- _EXERCISE INSTRUCTIONS_: Check each line of the entries below for the string "modules"; copy every line where it appears.

- _SOURCE RECORDS_:
···
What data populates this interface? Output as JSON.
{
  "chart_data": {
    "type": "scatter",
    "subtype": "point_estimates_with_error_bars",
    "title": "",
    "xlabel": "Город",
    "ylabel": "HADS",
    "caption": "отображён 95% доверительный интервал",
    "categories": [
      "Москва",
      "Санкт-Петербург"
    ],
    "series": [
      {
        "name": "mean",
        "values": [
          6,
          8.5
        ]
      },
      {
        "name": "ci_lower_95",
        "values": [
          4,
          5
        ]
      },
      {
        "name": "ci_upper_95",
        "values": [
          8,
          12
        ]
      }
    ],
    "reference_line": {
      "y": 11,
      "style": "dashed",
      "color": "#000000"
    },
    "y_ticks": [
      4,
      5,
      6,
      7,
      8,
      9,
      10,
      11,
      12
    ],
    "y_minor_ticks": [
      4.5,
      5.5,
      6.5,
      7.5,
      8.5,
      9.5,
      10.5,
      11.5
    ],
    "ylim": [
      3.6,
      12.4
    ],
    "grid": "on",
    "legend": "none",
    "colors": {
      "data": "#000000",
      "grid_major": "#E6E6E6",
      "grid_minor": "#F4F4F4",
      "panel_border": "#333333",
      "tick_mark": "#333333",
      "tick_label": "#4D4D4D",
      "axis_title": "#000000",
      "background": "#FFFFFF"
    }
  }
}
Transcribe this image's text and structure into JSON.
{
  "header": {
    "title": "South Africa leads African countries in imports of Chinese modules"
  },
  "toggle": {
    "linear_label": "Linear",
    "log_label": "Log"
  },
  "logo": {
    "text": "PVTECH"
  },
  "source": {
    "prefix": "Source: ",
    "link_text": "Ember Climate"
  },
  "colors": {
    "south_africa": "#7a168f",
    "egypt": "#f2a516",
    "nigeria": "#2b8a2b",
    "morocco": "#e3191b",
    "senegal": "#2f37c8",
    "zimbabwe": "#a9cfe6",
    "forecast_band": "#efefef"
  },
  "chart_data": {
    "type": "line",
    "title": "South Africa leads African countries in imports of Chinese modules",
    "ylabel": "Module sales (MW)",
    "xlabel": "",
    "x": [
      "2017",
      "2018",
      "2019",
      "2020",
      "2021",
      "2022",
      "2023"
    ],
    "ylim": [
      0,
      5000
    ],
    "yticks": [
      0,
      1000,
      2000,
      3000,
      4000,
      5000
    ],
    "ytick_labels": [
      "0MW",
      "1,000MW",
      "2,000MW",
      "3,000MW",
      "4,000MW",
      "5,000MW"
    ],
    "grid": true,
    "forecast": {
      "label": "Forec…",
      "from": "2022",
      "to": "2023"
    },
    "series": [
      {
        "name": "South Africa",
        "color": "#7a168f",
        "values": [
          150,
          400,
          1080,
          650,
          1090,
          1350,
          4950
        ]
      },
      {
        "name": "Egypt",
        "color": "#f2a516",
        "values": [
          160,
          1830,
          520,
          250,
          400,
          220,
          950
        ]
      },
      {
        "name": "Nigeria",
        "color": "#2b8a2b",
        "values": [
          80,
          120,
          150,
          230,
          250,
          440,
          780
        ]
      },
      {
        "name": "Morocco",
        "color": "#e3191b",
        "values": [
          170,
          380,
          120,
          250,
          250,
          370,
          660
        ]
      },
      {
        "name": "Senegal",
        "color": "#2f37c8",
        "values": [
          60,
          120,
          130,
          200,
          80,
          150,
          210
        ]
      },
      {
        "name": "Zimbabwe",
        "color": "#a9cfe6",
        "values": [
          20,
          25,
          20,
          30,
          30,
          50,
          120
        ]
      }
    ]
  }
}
···
- _THE ANSWER_:
    "title": "South Africa leads African countries in imports of Chinese modules"
    "title": "South Africa leads African countries in imports of Chinese modules",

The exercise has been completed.